■ Task to complete: Work through the data below and give the number of lines holding "that", nothing more.

__________

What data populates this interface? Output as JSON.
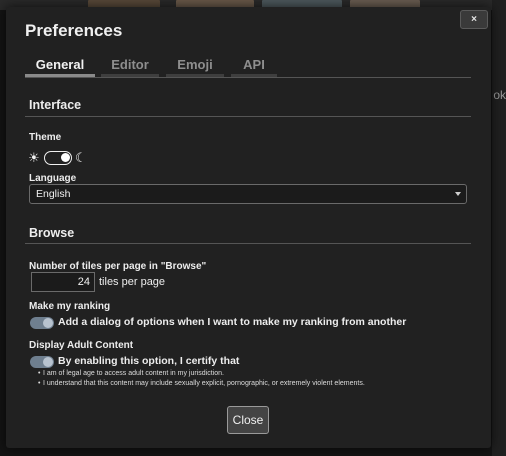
{
  "title": "Preferences",
  "close_x": "×",
  "tabs": [
    {
      "label": "General",
      "active": true
    },
    {
      "label": "Editor",
      "active": false
    },
    {
      "label": "Emoji",
      "active": false
    },
    {
      "label": "API",
      "active": false
    }
  ],
  "interface": {
    "heading": "Interface",
    "theme_label": "Theme",
    "theme_icons": {
      "light": "☀",
      "dark": "☾"
    },
    "language_label": "Language",
    "language_value": "English"
  },
  "browse": {
    "heading": "Browse",
    "tiles_label": "Number of tiles per page in \"Browse\"",
    "tiles_value": "24",
    "tiles_suffix": "tiles per page",
    "ranking_label": "Make my ranking",
    "ranking_toggle_label": "Add a dialog of options when I want to make my ranking from another",
    "adult_label": "Display Adult Content",
    "adult_toggle_label": "By enabling this option, I certify that",
    "adult_bullets": [
      "I am of legal age to access adult content in my jurisdiction.",
      "I understand that this content may include sexually explicit, pornographic, or extremely violent elements."
    ]
  },
  "footer": {
    "close_label": "Close"
  },
  "background": {
    "side_text": "ok"
  }
}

__________

■ Response for this exercise: 2